[Extracted data entries]
=-=-=-=-=

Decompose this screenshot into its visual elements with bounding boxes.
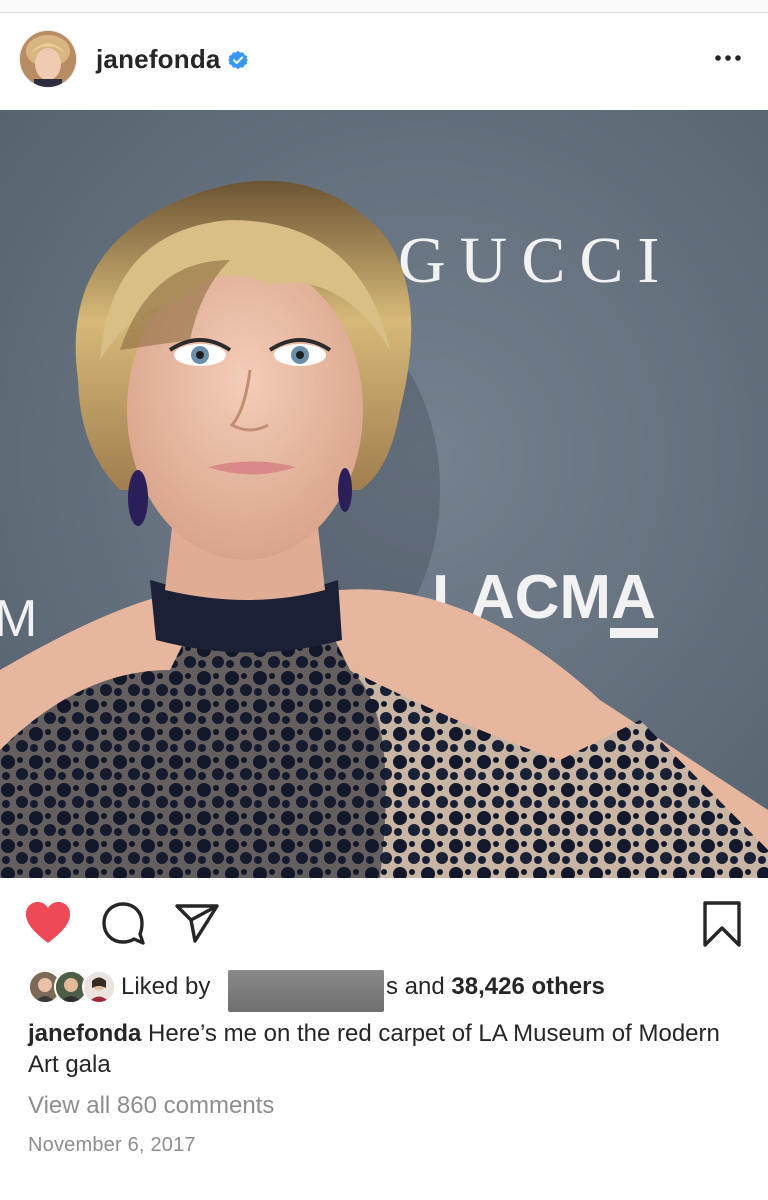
likes-summary[interactable]: Liked by s and 38,426 others	[28, 966, 748, 1012]
caption-username[interactable]: janefonda	[28, 1020, 141, 1047]
avatar-image	[20, 31, 76, 87]
liked-by-and: and	[404, 973, 445, 1000]
post-photo[interactable]: GUCCI LACMA M	[0, 110, 768, 878]
verified-badge-icon	[228, 50, 248, 70]
post-username[interactable]: janefonda	[96, 44, 221, 75]
likes-count[interactable]: 38,426 others	[451, 973, 604, 1000]
bookmark-icon[interactable]	[702, 900, 742, 948]
comment-bubble-icon[interactable]	[100, 900, 146, 946]
avatar[interactable]	[20, 31, 76, 87]
redacted-tail-text: s	[386, 973, 398, 1000]
redacted-username	[228, 970, 384, 1012]
view-comments-link[interactable]: View all 860 comments	[28, 1092, 274, 1120]
backdrop-text: M	[0, 590, 37, 648]
post-image: GUCCI LACMA M	[0, 110, 768, 878]
liked-by-label: Liked by	[121, 973, 211, 1000]
backdrop-text: GUCCI	[398, 224, 673, 297]
post-caption: janefonda Here’s me on the red carpet of…	[28, 1018, 740, 1080]
action-bar	[0, 878, 768, 970]
ellipsis-icon[interactable]	[712, 43, 744, 73]
post-date: November 6, 2017	[28, 1134, 196, 1156]
post-header: janefonda	[0, 13, 768, 109]
paper-plane-icon[interactable]	[174, 902, 220, 944]
status-strip	[0, 0, 768, 13]
liked-by-tail: s and 38,426 others	[386, 973, 605, 1001]
avatar	[82, 970, 116, 1004]
heart-icon[interactable]	[24, 900, 72, 946]
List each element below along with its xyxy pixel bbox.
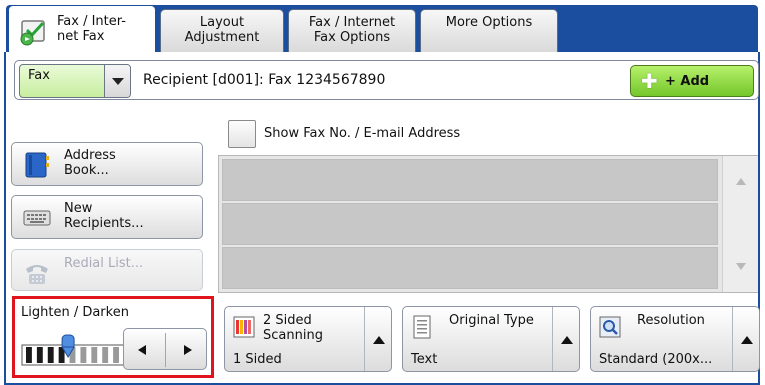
density-level-bar bbox=[36, 347, 43, 363]
address-book-icon bbox=[25, 152, 49, 178]
lighten-darken-title: Lighten / Darken bbox=[21, 305, 129, 320]
lighten-darken-control: Lighten / Darken bbox=[12, 296, 214, 378]
recipient-bar: Fax Recipient [d001]: Fax 1234567890 ✚ +… bbox=[14, 60, 759, 100]
chevron-up-icon bbox=[373, 336, 385, 344]
tab-fax-internet-fax-options[interactable]: Fax / Internet Fax Options bbox=[288, 9, 416, 53]
density-level-bar bbox=[91, 347, 98, 363]
tab-fax-internet-fax[interactable]: Fax / Inter- net Fax bbox=[8, 5, 156, 55]
two-sided-title-line2: Scanning bbox=[263, 328, 323, 343]
plus-icon: ✚ bbox=[641, 69, 658, 93]
resolution-main[interactable]: Resolution Standard (200x... bbox=[591, 307, 733, 371]
show-fax-number-checkbox[interactable] bbox=[228, 120, 256, 148]
list-item[interactable] bbox=[222, 203, 718, 245]
density-meter bbox=[21, 334, 125, 366]
tab-label-line1: More Options bbox=[445, 15, 533, 30]
address-book-label-line1: Address bbox=[64, 148, 116, 163]
original-type-main[interactable]: Original Type Text bbox=[403, 307, 553, 371]
recipient-list bbox=[218, 155, 758, 293]
tab-bar: Fax / Inter- net Fax Layout Adjustment F… bbox=[6, 5, 758, 55]
new-recipients-button[interactable]: New Recipients... bbox=[11, 195, 203, 239]
density-level-bar bbox=[47, 347, 54, 363]
scroll-down-icon[interactable] bbox=[736, 263, 746, 270]
tab-label-line1: Layout bbox=[199, 15, 245, 30]
darker-arrow-button[interactable] bbox=[184, 345, 192, 355]
original-type-value: Text bbox=[411, 352, 438, 367]
arrow-divider bbox=[165, 333, 166, 367]
fax-tab-icon bbox=[20, 20, 45, 46]
fax-screen: Fax / Inter- net Fax Layout Adjustment F… bbox=[0, 0, 765, 385]
address-book-label-line2: Book... bbox=[64, 163, 109, 178]
tab-more-options[interactable]: More Options bbox=[420, 9, 558, 53]
tab-label-line2: net Fax bbox=[57, 29, 105, 44]
original-type-expand-button[interactable] bbox=[553, 307, 581, 371]
telephone-icon bbox=[26, 265, 48, 284]
add-button[interactable]: ✚ + Add bbox=[630, 65, 754, 97]
resolution-button[interactable]: Resolution Standard (200x... bbox=[590, 306, 760, 372]
redial-list-button[interactable]: Redial List... bbox=[11, 249, 203, 291]
lighter-arrow-button[interactable] bbox=[138, 345, 146, 355]
list-scrollbar bbox=[722, 156, 758, 292]
keyboard-icon bbox=[23, 210, 51, 226]
tab-label-line2: Fax Options bbox=[313, 30, 391, 45]
address-type-value: Fax bbox=[28, 68, 50, 83]
two-sided-title-line1: 2 Sided bbox=[263, 313, 312, 328]
main-panel: Fax Recipient [d001]: Fax 1234567890 ✚ +… bbox=[4, 52, 760, 385]
redial-list-label: Redial List... bbox=[64, 256, 144, 271]
recipient-entry[interactable]: Recipient [d001]: Fax 1234567890 bbox=[143, 72, 385, 88]
add-button-label: + Add bbox=[665, 74, 710, 89]
density-arrow-buttons bbox=[123, 328, 207, 370]
tab-label-line2: Adjustment bbox=[184, 30, 260, 45]
address-type-select[interactable]: Fax bbox=[19, 64, 131, 98]
density-level-bar bbox=[80, 347, 87, 363]
two-sided-icon bbox=[233, 316, 255, 338]
list-item[interactable] bbox=[222, 159, 718, 201]
two-sided-value: 1 Sided bbox=[233, 352, 282, 367]
magnifier-icon bbox=[599, 316, 621, 338]
chevron-up-icon bbox=[561, 336, 573, 344]
new-recipients-label-line2: Recipients... bbox=[64, 216, 144, 231]
two-sided-scanning-button[interactable]: 2 Sided Scanning 1 Sided bbox=[224, 306, 392, 372]
show-fax-number-label: Show Fax No. / E-mail Address bbox=[264, 126, 461, 141]
two-sided-expand-button[interactable] bbox=[365, 307, 393, 371]
original-type-button[interactable]: Original Type Text bbox=[402, 306, 580, 372]
density-level-bar bbox=[26, 347, 32, 363]
density-level-bar bbox=[113, 347, 119, 363]
density-level-bar bbox=[102, 347, 109, 363]
chevron-down-icon bbox=[112, 78, 124, 85]
original-type-title: Original Type bbox=[449, 313, 534, 328]
list-item[interactable] bbox=[222, 247, 718, 289]
resolution-title: Resolution bbox=[637, 313, 705, 328]
address-book-button[interactable]: Address Book... bbox=[11, 142, 203, 186]
tab-layout-adjustment[interactable]: Layout Adjustment bbox=[160, 9, 284, 53]
resolution-expand-button[interactable] bbox=[733, 307, 761, 371]
document-text-icon bbox=[413, 315, 431, 339]
tab-label-line1: Fax / Internet bbox=[308, 15, 396, 30]
new-recipients-label-line1: New bbox=[64, 201, 93, 216]
address-type-dropdown-button[interactable] bbox=[104, 65, 130, 97]
two-sided-scanning-main[interactable]: 2 Sided Scanning 1 Sided bbox=[225, 307, 365, 371]
tab-label-line1: Fax / Inter- bbox=[57, 14, 126, 29]
scroll-up-icon[interactable] bbox=[736, 178, 746, 185]
chevron-up-icon bbox=[741, 336, 753, 344]
resolution-value: Standard (200x... bbox=[599, 352, 713, 367]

=-=-=-=-=

__EXERCISE REQUIREMENTS__: Output every line of the listing above as a numbered list, omitting blank lines and leaving out the pictures.

__THE RESPONSE__:
1. Decompose this screenshot into its visual elements with bounding boxes.
2. likes-summary[interactable]: Liked by s and 38,426 others	[28, 966, 748, 1012]
3. caption-username[interactable]: janefonda	[28, 1020, 141, 1047]
4. avatar-image	[20, 31, 76, 87]
5. liked-by-and: and	[404, 973, 445, 1000]
6. post-photo[interactable]: GUCCI LACMA M	[0, 110, 768, 878]
7. verified-badge-icon	[228, 50, 248, 70]
8. post-username[interactable]: janefonda	[96, 44, 221, 75]
9. likes-count[interactable]: 38,426 others	[451, 973, 604, 1000]
10. bookmark-icon[interactable]	[702, 900, 742, 948]
11. comment-bubble-icon[interactable]	[100, 900, 146, 946]
12. avatar[interactable]	[20, 31, 76, 87]
13. redacted-tail-text: s	[386, 973, 398, 1000]
14. redacted-username	[228, 970, 384, 1012]
15. view-comments-link[interactable]: View all 860 comments	[28, 1092, 274, 1120]
16. backdrop-text: M	[0, 590, 37, 648]
17. post-image: GUCCI LACMA M	[0, 110, 768, 878]
18. liked-by-label: Liked by	[121, 973, 211, 1000]
19. backdrop-text: GUCCI	[398, 224, 673, 297]
20. post-caption: janefonda Here’s me on the red carpet of…	[28, 1018, 740, 1080]
21. action-bar	[0, 878, 768, 970]
22. ellipsis-icon[interactable]	[712, 43, 744, 73]
23. post-date: November 6, 2017	[28, 1134, 196, 1156]
24. post-header: janefonda	[0, 13, 768, 109]
25. paper-plane-icon[interactable]	[174, 902, 220, 944]
26. status-strip	[0, 0, 768, 13]
27. liked-by-tail: s and 38,426 others	[386, 973, 605, 1001]
28. avatar	[82, 970, 116, 1004]
29. heart-icon[interactable]	[24, 900, 72, 946]
30. List each element below along with its xyxy pixel bbox.
31. density-level-bar bbox=[36, 347, 43, 363]
32. address-book-icon bbox=[25, 152, 49, 178]
33. lighten-darken-title: Lighten / Darken bbox=[21, 305, 129, 320]
34. lighten-darken-control: Lighten / Darken bbox=[12, 296, 214, 378]
35. recipient-bar: Fax Recipient [d001]: Fax 1234567890 ✚ +… bbox=[14, 60, 759, 100]
36. chevron-up-icon bbox=[373, 336, 385, 344]
37. tab-fax-internet-fax-options[interactable]: Fax / Internet Fax Options bbox=[288, 9, 416, 53]
38. density-level-bar bbox=[91, 347, 98, 363]
39. tab-fax-internet-fax[interactable]: Fax / Inter- net Fax bbox=[8, 5, 156, 55]
40. two-sided-title-line2: Scanning bbox=[263, 328, 323, 343]
41. plus-icon: ✚ bbox=[641, 69, 658, 93]
42. resolution-main[interactable]: Resolution Standard (200x... bbox=[591, 307, 733, 371]
43. show-fax-number-checkbox[interactable] bbox=[228, 120, 256, 148]
44. list-item[interactable] bbox=[222, 203, 718, 245]
45. density-meter bbox=[21, 334, 125, 366]
46. tab-label-line1: More Options bbox=[445, 15, 533, 30]
47. address-book-label-line1: Address bbox=[64, 148, 116, 163]
48. original-type-main[interactable]: Original Type Text bbox=[403, 307, 553, 371]
49. recipient-list bbox=[218, 155, 758, 293]
50. tab-bar: Fax / Inter- net Fax Layout Adjustment F… bbox=[6, 5, 758, 55]
51. new-recipients-button[interactable]: New Recipients... bbox=[11, 195, 203, 239]
52. density-level-bar bbox=[47, 347, 54, 363]
53. scroll-down-icon[interactable] bbox=[736, 263, 746, 270]
54. tab-label-line1: Layout bbox=[199, 15, 245, 30]
55. darker-arrow-button[interactable] bbox=[184, 345, 192, 355]
56. original-type-value: Text bbox=[411, 352, 438, 367]
57. arrow-divider bbox=[165, 333, 166, 367]
58. fax-tab-icon bbox=[20, 20, 45, 46]
59. fax-screen: Fax / Inter- net Fax Layout Adjustment F… bbox=[0, 0, 765, 385]
60. address-book-label-line2: Book... bbox=[64, 163, 109, 178]
61. tab-more-options[interactable]: More Options bbox=[420, 9, 558, 53]
62. tab-label-line2: net Fax bbox=[57, 29, 105, 44]
63. original-type-expand-button[interactable] bbox=[553, 307, 581, 371]
64. telephone-icon bbox=[26, 265, 48, 284]
65. add-button[interactable]: ✚ + Add bbox=[630, 65, 754, 97]
66. resolution-button[interactable]: Resolution Standard (200x... bbox=[590, 306, 760, 372]
67. redial-list-button[interactable]: Redial List... bbox=[11, 249, 203, 291]
68. lighter-arrow-button[interactable] bbox=[138, 345, 146, 355]
69. list-scrollbar bbox=[722, 156, 758, 292]
70. keyboard-icon bbox=[23, 210, 51, 226]
71. tab-label-line2: Fax Options bbox=[313, 30, 391, 45]
72. address-type-value: Fax bbox=[28, 68, 50, 83]
73. two-sided-title-line1: 2 Sided bbox=[263, 313, 312, 328]
74. main-panel: Fax Recipient [d001]: Fax 1234567890 ✚ +… bbox=[4, 52, 760, 385]
75. redial-list-label: Redial List... bbox=[64, 256, 144, 271]
76. recipient-entry[interactable]: Recipient [d001]: Fax 1234567890 bbox=[143, 72, 385, 88]
77. add-button-label: + Add bbox=[665, 74, 710, 89]
78. density-arrow-buttons bbox=[123, 328, 207, 370]
79. tab-label-line2: Adjustment bbox=[184, 30, 260, 45]
80. address-type-select[interactable]: Fax bbox=[19, 64, 131, 98]
81. density-level-bar bbox=[80, 347, 87, 363]
82. two-sided-icon bbox=[233, 316, 255, 338]
83. list-item[interactable] bbox=[222, 159, 718, 201]
84. two-sided-value: 1 Sided bbox=[233, 352, 282, 367]
85. magnifier-icon bbox=[599, 316, 621, 338]
86. chevron-up-icon bbox=[561, 336, 573, 344]
87. new-recipients-label-line2: Recipients... bbox=[64, 216, 144, 231]
88. two-sided-scanning-button[interactable]: 2 Sided Scanning 1 Sided bbox=[224, 306, 392, 372]
89. show-fax-number-label: Show Fax No. / E-mail Address bbox=[264, 126, 461, 141]
90. two-sided-expand-button[interactable] bbox=[365, 307, 393, 371]
91. original-type-button[interactable]: Original Type Text bbox=[402, 306, 580, 372]
92. density-level-bar bbox=[26, 347, 32, 363]
93. density-level-bar bbox=[113, 347, 119, 363]
94. density-level-bar bbox=[102, 347, 109, 363]
95. chevron-down-icon bbox=[112, 78, 124, 85]
96. original-type-title: Original Type bbox=[449, 313, 534, 328]
97. list-item[interactable] bbox=[222, 247, 718, 289]
98. resolution-title: Resolution bbox=[637, 313, 705, 328]
99. address-book-button[interactable]: Address Book... bbox=[11, 142, 203, 186]
100. tab-layout-adjustment[interactable]: Layout Adjustment bbox=[160, 9, 284, 53]
101. resolution-expand-button[interactable] bbox=[733, 307, 761, 371]
102. document-text-icon bbox=[413, 315, 431, 339]
103. tab-label-line1: Fax / Internet bbox=[308, 15, 396, 30]
104. new-recipients-label-line1: New bbox=[64, 201, 93, 216]
105. address-type-dropdown-button[interactable] bbox=[104, 65, 130, 97]
106. two-sided-scanning-main[interactable]: 2 Sided Scanning 1 Sided bbox=[225, 307, 365, 371]
107. tab-label-line1: Fax / Inter- bbox=[57, 14, 126, 29]
108. scroll-up-icon[interactable] bbox=[736, 178, 746, 185]
109. chevron-up-icon bbox=[741, 336, 753, 344]
110. resolution-value: Standard (200x... bbox=[599, 352, 713, 367]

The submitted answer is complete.